• PROBLEM REQUIREMENTS: Word for word, restate every line of the material.

• AVAILABLE DATA:
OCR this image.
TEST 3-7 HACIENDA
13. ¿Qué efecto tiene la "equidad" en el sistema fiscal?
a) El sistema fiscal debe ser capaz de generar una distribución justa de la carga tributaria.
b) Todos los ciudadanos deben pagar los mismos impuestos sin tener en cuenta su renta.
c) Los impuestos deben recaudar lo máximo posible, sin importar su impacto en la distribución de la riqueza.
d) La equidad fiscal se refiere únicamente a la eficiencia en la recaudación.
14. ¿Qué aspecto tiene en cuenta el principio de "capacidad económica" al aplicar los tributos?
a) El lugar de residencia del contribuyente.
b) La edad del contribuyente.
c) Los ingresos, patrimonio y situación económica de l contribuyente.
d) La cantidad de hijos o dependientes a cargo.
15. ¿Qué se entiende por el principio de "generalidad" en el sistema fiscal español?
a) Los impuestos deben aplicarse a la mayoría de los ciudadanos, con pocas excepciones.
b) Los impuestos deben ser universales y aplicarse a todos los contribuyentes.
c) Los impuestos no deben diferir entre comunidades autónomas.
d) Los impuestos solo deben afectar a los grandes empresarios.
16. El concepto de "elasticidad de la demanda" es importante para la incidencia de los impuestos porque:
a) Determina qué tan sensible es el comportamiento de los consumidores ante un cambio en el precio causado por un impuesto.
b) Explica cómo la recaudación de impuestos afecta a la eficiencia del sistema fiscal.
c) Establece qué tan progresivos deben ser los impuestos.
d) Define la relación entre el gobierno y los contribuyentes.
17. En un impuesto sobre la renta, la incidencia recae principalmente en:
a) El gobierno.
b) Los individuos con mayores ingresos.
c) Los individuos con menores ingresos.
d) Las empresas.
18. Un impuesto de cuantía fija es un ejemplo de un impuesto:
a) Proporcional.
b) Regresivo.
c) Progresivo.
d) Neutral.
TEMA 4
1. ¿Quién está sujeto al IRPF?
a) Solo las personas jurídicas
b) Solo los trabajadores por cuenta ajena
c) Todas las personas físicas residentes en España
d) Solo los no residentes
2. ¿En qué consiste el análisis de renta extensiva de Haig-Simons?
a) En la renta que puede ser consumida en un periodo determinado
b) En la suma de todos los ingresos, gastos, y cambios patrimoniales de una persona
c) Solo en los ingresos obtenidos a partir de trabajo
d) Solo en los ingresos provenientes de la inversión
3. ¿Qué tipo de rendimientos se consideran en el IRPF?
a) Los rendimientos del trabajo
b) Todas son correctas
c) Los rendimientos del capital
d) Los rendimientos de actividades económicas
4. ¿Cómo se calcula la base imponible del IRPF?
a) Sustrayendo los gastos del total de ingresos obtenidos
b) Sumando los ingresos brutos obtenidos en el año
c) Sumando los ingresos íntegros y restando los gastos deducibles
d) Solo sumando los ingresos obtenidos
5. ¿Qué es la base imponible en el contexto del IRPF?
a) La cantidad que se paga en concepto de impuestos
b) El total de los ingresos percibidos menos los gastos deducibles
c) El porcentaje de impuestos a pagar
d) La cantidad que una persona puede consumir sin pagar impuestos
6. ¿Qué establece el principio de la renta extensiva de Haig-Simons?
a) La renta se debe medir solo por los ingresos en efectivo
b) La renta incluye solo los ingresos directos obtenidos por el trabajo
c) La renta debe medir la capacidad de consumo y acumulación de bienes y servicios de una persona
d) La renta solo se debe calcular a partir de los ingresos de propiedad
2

• EXPECTED OUTPUT:
OCR this image.
TEST 3-7 HACIENDA
13. ¿Qué efecto tiene la "equidad" en el sistema fiscal?
a) El sistema fiscal debe ser capaz de generar una distribución justa de la carga tributaria.
b) Todos los ciudadanos deben pagar los mismos impuestos sin tener en cuenta su renta.
c) Los impuestos deben recaudar lo máximo posible, sin importar su impacto en la distribución de la riqueza.
d) La equidad fiscal se refiere únicamente a la eficiencia en la recaudación.
14. ¿Qué aspecto tiene en cuenta el principio de "capacidad económica" al aplicar los tributos?
a) El lugar de residencia del contribuyente.
b) La edad del contribuyente.
c) Los ingresos, patrimonio y situación económica de l contribuyente.
d) La cantidad de hijos o dependientes a cargo.
15. ¿Qué se entiende por el principio de "generalidad" en el sistema fiscal español?
a) Los impuestos deben aplicarse a la mayoría de los ciudadanos, con pocas excepciones.
b) Los impuestos deben ser universales y aplicarse a todos los contribuyentes.
c) Los impuestos no deben diferir entre comunidades autónomas.
d) Los impuestos solo deben afectar a los grandes empresarios.
16. El concepto de "elasticidad de la demanda" es importante para la incidencia de los impuestos porque:
a) Determina qué tan sensible es el comportamiento de los consumidores ante un cambio en el precio causado por un impuesto.
b) Explica cómo la recaudación de impuestos afecta a la eficiencia del sistema fiscal.
c) Establece qué tan progresivos deben ser los impuestos.
d) Define la relación entre el gobierno y los contribuyentes.
17. En un impuesto sobre la renta, la incidencia recae principalmente en:
a) El gobierno.
b) Los individuos con mayores ingresos.
c) Los individuos con menores ingresos.
d) Las empresas.
18. Un impuesto de cuantía fija es un ejemplo de un impuesto:
a) Proporcional.
b) Regresivo.
c) Progresivo.
d) Neutral.
TEMA 4
1. ¿Quién está sujeto al IRPF?
a) Solo las personas jurídicas
b) Solo los trabajadores por cuenta ajena
c) Todas las personas físicas residentes en España
d) Solo los no residentes
2. ¿En qué consiste el análisis de renta extensiva de Haig-Simons?
a) En la renta que puede ser consumida en un periodo determinado
b) En la suma de todos los ingresos, gastos, y cambios patrimoniales de una persona
c) Solo en los ingresos obtenidos a partir de trabajo
d) Solo en los ingresos provenientes de la inversión
3. ¿Qué tipo de rendimientos se consideran en el IRPF?
a) Los rendimientos del trabajo
b) Todas son correctas
c) Los rendimientos del capital
d) Los rendimientos de actividades económicas
4. ¿Cómo se calcula la base imponible del IRPF?
a) Sustrayendo los gastos del total de ingresos obtenidos
b) Sumando los ingresos brutos obtenidos en el año
c) Sumando los ingresos íntegros y restando los gastos deducibles
d) Solo sumando los ingresos obtenidos
5. ¿Qué es la base imponible en el contexto del IRPF?
a) La cantidad que se paga en concepto de impuestos
b) El total de los ingresos percibidos menos los gastos deducibles
c) El porcentaje de impuestos a pagar
d) La cantidad que una persona puede consumir sin pagar impuestos
6. ¿Qué establece el principio de la renta extensiva de Haig-Simons?
a) La renta se debe medir solo por los ingresos en efectivo
b) La renta incluye solo los ingresos directos obtenidos por el trabajo
c) La renta debe medir la capacidad de consumo y acumulación de bienes y servicios de una persona
d) La renta solo se debe calcular a partir de los ingresos de propiedad
2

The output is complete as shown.